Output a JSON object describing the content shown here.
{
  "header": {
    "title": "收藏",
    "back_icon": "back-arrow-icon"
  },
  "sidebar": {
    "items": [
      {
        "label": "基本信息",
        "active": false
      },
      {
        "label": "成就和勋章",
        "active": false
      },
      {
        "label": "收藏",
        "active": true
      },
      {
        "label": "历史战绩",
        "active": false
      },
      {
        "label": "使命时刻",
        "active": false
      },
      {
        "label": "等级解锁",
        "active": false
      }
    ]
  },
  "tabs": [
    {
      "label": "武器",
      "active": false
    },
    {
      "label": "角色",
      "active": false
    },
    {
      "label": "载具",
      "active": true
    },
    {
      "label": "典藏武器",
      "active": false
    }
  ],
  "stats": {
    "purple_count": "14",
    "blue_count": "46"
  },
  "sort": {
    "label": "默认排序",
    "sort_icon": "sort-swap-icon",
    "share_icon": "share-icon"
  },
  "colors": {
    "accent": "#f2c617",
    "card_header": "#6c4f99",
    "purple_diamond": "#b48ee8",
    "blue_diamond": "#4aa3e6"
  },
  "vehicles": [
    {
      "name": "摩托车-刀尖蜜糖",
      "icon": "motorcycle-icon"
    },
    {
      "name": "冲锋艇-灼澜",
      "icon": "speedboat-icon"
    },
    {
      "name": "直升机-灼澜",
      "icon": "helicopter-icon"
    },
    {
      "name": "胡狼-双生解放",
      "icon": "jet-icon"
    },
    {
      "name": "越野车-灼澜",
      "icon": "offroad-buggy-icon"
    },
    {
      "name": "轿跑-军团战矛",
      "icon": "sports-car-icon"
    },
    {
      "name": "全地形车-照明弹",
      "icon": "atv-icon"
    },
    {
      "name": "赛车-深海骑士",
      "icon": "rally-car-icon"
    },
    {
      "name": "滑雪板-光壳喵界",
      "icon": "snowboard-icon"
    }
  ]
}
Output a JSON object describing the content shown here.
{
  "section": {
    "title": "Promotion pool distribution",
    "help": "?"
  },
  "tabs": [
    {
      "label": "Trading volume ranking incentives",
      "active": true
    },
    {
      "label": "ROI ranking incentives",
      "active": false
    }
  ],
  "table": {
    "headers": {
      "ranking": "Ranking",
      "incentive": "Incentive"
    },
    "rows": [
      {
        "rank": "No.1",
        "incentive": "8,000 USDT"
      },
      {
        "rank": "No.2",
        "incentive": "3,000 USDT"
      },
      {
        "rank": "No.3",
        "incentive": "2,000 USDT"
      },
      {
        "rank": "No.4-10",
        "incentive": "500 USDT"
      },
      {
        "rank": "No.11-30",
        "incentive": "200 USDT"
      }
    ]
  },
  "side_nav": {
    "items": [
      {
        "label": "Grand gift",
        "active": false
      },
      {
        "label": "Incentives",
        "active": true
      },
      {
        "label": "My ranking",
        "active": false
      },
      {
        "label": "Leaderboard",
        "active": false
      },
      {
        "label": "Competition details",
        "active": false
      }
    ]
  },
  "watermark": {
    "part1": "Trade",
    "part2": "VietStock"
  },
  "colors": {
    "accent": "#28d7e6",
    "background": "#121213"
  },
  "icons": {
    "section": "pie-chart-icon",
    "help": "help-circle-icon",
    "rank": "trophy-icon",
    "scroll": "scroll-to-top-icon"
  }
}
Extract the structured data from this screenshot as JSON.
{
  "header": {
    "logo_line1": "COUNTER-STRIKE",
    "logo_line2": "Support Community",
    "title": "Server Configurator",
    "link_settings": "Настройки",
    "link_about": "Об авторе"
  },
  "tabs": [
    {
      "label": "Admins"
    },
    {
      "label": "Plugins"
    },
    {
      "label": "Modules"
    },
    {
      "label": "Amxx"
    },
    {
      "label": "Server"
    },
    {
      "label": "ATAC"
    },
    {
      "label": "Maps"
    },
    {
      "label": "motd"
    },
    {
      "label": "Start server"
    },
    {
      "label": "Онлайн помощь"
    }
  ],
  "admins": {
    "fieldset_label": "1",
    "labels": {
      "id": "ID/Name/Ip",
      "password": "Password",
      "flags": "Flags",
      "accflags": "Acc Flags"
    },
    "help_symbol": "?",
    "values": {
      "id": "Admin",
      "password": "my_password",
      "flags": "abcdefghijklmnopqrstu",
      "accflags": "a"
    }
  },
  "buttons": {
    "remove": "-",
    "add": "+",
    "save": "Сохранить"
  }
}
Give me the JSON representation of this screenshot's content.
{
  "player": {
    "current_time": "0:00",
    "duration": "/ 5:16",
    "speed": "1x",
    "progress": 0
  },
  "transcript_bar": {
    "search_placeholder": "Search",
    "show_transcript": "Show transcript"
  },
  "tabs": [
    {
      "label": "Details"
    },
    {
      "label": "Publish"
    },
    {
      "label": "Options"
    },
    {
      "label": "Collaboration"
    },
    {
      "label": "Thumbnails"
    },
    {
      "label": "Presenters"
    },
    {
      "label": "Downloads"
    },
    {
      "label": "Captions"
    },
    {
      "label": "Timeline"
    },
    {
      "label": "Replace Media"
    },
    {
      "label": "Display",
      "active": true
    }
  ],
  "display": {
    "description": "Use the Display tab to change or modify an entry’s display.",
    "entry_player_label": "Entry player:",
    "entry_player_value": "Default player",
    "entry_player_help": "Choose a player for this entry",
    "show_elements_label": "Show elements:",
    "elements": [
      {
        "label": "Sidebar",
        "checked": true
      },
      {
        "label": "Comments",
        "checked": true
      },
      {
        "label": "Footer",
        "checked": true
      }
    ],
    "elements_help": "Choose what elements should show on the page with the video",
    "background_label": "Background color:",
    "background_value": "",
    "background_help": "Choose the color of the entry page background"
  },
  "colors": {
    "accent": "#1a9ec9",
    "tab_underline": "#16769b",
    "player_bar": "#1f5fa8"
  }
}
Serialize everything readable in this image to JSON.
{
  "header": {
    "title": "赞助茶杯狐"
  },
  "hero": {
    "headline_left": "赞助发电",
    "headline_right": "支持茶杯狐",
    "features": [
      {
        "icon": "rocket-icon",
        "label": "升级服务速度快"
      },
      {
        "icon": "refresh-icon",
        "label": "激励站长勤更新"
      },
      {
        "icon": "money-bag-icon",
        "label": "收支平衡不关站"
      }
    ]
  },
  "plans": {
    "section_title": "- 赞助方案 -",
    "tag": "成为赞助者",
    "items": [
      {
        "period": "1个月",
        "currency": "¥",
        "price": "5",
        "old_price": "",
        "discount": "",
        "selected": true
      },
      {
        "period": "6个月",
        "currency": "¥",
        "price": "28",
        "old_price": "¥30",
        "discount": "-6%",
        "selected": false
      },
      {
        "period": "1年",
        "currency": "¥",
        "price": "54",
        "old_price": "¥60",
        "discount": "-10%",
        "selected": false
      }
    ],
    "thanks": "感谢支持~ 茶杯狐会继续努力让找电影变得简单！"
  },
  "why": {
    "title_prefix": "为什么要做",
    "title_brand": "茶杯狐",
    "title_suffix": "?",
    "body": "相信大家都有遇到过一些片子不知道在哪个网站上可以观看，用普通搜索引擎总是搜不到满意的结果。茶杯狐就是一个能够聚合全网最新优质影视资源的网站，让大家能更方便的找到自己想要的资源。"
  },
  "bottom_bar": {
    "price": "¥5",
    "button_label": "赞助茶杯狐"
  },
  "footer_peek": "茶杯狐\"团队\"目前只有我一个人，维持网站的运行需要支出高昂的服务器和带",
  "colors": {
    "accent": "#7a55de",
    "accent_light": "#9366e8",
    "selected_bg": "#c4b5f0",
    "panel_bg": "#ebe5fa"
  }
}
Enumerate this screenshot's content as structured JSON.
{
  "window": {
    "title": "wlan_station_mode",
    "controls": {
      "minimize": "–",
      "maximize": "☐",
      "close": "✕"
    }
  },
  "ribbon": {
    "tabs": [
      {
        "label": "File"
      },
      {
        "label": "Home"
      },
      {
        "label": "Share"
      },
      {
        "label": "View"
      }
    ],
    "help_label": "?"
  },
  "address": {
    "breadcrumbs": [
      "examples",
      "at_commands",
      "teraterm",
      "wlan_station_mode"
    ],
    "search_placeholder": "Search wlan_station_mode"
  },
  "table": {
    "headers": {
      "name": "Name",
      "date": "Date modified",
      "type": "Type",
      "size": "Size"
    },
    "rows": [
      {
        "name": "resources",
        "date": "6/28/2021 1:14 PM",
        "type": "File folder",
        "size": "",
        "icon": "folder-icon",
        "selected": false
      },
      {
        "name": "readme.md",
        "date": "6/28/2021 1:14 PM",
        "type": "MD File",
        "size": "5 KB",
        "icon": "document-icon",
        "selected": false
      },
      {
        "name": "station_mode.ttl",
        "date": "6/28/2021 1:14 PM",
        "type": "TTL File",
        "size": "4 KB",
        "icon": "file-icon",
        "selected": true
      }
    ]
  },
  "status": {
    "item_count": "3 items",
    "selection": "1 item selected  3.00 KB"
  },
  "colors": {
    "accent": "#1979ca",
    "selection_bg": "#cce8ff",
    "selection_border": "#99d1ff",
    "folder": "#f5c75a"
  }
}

:::::

◆ **What you are asked to do**: Write out each line of the data that holds the string "Choose".

◆ **Response to the exercise**:
    "entry_player_help": "Choose a player for this entry",
    "elements_help": "Choose what elements should show on the page with the video",
    "background_help": "Choose the color of the entry page background"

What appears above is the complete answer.